- **THE TASK**
Work out how many lines in the entries below include the word "oder". Give nothing but the number.

** START OF SOURCE DATA **

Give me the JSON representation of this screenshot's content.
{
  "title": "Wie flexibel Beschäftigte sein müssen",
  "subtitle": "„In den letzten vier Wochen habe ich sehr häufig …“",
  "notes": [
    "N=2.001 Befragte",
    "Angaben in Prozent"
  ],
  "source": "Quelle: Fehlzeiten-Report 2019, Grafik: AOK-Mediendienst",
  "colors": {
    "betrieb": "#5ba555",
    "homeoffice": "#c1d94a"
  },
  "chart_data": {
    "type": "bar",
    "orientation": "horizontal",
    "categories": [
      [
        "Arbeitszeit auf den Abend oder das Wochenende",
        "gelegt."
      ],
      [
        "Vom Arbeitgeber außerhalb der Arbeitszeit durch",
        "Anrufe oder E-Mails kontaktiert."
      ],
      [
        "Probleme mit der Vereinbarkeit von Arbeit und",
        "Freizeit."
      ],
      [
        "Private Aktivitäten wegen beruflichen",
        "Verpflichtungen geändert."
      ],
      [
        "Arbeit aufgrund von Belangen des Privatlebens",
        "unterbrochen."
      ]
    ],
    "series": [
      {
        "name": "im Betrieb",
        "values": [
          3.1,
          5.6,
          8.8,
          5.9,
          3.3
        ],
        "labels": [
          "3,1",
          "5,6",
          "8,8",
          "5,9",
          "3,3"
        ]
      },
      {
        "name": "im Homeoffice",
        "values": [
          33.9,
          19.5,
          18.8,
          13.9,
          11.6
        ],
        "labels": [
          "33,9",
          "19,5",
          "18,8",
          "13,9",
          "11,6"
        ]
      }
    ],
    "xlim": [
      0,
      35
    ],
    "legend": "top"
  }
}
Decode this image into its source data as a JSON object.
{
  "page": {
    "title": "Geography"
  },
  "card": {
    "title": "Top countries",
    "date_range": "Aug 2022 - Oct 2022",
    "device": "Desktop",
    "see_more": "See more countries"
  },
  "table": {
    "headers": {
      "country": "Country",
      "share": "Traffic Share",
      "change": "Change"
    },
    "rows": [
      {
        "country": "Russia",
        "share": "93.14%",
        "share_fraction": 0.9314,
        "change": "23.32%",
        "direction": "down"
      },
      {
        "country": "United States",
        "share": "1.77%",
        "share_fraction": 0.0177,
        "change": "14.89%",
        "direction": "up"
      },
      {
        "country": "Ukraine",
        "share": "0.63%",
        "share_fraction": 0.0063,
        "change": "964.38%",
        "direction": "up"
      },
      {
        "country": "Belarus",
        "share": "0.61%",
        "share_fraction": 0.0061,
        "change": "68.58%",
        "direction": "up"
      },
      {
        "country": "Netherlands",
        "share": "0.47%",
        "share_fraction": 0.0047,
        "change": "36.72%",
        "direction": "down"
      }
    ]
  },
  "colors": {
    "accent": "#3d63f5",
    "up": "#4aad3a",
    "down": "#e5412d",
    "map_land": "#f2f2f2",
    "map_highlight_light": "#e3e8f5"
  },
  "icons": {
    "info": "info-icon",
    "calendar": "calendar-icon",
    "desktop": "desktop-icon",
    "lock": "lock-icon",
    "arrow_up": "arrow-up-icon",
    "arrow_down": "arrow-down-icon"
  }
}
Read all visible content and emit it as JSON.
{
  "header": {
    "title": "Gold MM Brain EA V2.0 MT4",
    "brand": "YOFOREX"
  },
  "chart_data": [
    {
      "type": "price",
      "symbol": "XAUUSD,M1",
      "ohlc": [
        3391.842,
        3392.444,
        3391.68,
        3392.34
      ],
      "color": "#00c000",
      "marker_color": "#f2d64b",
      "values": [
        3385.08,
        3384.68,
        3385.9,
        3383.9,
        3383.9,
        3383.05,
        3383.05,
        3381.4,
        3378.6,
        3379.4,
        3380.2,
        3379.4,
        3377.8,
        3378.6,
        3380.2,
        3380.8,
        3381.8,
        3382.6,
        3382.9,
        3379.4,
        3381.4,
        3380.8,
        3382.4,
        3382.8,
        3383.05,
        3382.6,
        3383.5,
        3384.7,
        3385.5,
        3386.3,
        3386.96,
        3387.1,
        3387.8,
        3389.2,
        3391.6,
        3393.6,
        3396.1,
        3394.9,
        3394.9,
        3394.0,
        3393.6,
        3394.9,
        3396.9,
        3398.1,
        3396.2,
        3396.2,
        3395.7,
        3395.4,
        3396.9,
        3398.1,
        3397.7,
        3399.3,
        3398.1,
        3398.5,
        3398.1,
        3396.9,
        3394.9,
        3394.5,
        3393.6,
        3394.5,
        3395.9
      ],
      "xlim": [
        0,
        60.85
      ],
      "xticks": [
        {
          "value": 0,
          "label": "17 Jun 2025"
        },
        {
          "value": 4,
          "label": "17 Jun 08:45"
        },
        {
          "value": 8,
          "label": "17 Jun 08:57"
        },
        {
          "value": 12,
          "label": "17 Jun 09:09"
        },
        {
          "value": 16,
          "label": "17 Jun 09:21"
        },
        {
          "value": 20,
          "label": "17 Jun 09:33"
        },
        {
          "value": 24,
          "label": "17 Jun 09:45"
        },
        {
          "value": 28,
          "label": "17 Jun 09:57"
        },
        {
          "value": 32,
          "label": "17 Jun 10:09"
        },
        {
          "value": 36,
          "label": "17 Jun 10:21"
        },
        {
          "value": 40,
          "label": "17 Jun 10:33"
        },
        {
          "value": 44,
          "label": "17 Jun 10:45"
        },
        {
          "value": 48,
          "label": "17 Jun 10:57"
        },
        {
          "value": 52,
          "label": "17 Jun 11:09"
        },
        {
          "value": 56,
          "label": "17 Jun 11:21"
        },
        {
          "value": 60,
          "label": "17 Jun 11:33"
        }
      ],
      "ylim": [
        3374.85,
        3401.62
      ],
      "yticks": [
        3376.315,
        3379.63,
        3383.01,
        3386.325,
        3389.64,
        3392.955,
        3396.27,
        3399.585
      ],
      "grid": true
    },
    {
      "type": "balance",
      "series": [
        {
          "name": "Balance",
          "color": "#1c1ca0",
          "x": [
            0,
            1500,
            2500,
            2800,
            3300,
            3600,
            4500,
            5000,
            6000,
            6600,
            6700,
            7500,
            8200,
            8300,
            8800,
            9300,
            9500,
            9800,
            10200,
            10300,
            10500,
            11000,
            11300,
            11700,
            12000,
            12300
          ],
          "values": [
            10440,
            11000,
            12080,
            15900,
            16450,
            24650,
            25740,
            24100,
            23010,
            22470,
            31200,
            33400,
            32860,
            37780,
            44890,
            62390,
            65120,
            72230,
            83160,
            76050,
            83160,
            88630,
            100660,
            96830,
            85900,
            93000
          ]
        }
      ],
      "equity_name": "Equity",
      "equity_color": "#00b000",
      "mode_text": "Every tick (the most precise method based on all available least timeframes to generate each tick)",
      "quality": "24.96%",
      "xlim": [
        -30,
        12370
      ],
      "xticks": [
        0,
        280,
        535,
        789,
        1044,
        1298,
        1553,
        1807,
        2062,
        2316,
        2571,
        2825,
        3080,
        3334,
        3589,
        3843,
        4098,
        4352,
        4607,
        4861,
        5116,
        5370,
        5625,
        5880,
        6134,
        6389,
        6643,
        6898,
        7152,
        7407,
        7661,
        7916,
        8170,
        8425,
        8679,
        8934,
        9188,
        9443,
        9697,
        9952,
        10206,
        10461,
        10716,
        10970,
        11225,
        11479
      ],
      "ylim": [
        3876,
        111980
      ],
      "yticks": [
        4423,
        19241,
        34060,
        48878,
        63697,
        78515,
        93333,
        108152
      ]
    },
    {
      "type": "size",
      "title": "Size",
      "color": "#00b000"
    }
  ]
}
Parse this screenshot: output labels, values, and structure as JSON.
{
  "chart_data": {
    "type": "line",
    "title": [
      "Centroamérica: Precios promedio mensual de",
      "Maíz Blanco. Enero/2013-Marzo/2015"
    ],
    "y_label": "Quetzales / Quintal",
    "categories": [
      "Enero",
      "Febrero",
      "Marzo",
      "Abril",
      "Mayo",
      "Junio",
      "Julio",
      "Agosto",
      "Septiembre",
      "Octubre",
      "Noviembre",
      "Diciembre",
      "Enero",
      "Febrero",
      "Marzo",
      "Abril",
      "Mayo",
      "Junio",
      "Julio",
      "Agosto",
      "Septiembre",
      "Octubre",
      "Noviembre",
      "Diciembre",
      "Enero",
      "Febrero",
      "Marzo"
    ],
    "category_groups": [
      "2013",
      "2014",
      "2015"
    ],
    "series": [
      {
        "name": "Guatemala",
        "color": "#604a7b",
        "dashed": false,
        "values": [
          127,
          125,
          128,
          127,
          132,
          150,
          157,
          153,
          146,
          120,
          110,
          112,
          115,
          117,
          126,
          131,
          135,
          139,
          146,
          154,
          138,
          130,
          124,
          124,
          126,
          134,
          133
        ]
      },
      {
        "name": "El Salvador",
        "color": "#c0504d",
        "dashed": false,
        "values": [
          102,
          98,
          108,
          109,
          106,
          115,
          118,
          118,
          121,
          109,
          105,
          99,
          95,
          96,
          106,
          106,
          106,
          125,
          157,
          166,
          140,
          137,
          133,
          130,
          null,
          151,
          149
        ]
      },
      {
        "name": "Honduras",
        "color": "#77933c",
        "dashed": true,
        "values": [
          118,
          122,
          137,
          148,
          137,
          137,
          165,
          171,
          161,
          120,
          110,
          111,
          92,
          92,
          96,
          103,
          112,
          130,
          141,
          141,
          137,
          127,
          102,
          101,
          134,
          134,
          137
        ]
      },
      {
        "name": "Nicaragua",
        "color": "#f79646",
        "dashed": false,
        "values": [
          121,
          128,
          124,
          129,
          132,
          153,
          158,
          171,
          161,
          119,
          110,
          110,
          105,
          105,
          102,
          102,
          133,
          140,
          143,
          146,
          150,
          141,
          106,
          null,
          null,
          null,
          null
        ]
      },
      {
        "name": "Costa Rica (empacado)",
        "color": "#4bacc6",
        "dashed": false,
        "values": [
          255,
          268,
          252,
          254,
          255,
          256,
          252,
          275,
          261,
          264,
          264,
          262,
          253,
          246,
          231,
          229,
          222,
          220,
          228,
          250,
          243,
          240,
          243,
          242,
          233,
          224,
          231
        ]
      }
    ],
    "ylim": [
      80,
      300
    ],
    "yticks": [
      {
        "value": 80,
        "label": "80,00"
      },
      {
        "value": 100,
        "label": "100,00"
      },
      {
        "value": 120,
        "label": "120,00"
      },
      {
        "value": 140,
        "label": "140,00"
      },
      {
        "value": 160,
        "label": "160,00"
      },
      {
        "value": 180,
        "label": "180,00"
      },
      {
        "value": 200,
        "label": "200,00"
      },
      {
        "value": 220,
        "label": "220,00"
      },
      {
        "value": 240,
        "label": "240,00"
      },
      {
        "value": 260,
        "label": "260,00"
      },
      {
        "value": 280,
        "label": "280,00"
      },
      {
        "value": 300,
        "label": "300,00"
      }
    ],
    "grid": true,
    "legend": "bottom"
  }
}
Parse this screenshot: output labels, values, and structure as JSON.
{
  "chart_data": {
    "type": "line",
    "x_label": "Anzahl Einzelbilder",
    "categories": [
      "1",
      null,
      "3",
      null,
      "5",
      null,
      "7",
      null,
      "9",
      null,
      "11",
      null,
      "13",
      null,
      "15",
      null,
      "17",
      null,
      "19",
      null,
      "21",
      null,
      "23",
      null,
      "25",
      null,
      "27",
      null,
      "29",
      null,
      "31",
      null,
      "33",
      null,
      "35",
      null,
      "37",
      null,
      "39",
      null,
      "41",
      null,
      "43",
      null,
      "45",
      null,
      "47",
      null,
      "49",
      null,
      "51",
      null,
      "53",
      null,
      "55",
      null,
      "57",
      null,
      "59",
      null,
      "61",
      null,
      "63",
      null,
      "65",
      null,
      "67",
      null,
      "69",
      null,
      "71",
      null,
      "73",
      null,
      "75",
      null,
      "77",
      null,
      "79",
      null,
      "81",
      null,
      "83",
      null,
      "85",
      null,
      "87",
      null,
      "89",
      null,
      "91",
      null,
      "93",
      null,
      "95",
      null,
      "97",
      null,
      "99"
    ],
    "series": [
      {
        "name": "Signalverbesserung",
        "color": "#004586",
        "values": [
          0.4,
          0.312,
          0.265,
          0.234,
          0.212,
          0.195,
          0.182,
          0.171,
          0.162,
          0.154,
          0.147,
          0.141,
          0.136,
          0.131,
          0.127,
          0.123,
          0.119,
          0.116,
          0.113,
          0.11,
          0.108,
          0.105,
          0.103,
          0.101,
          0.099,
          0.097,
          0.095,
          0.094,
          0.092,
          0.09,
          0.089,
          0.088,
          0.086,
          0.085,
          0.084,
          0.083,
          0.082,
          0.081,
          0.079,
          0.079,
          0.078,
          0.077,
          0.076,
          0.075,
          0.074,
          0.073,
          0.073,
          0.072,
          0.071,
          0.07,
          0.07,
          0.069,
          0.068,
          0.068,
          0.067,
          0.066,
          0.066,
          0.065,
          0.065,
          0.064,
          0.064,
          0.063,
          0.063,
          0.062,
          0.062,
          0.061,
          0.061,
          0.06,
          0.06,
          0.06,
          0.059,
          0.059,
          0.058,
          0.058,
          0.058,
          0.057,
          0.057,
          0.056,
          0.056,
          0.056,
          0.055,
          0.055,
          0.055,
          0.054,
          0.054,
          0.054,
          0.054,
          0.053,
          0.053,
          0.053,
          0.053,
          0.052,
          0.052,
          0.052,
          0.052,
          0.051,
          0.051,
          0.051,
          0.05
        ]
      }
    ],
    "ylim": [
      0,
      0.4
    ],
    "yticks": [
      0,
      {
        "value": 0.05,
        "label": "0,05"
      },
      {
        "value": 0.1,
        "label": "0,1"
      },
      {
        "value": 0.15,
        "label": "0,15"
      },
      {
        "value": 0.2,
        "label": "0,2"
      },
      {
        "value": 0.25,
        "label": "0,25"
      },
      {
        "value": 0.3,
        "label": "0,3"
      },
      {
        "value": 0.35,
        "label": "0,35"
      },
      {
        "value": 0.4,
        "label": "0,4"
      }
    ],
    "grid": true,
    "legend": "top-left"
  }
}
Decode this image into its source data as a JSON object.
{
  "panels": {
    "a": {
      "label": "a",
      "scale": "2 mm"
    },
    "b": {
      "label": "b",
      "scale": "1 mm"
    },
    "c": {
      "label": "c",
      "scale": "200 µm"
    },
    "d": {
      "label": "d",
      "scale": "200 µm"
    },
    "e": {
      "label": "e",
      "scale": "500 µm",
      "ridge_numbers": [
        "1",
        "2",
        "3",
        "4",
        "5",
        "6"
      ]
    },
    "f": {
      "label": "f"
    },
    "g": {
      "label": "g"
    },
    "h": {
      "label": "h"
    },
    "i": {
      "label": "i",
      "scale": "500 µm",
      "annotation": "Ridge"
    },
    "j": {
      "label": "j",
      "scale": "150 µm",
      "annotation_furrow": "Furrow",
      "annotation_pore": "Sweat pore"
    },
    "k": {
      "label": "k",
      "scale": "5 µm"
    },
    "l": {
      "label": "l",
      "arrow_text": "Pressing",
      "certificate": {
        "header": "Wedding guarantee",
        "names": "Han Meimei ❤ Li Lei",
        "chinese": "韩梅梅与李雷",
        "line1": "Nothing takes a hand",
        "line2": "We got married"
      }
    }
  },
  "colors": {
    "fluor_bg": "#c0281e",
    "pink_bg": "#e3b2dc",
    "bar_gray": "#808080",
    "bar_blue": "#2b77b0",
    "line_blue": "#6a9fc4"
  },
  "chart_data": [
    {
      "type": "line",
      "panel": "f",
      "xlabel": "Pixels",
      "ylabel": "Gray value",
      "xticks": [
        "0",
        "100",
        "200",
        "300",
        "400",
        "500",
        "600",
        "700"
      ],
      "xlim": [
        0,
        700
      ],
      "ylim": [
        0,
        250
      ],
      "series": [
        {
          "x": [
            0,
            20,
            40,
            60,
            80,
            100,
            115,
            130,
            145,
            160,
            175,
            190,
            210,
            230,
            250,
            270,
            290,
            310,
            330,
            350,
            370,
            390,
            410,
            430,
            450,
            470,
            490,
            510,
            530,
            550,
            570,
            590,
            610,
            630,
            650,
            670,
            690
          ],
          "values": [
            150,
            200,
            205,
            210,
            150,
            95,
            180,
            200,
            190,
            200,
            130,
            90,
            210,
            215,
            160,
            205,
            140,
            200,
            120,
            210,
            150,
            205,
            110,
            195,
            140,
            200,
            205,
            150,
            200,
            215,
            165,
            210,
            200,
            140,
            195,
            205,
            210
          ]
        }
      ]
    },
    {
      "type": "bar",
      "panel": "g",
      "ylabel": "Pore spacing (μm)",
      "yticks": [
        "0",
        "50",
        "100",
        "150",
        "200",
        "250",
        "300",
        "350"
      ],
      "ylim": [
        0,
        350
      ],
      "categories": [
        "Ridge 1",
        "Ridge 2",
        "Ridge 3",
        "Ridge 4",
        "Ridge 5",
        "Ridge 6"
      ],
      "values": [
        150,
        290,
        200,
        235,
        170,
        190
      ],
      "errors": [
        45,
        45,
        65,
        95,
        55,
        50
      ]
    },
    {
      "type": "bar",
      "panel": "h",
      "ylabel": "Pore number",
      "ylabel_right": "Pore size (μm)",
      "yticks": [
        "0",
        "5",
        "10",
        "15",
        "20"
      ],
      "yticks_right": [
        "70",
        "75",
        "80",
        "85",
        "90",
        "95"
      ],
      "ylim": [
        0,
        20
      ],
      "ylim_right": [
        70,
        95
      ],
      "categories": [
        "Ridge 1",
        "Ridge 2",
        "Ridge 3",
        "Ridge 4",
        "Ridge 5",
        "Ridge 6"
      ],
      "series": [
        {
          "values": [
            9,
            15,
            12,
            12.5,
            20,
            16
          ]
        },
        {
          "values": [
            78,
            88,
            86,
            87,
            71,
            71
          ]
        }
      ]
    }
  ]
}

** END OF SOURCE DATA **

- **WORKED SOLUTION**
2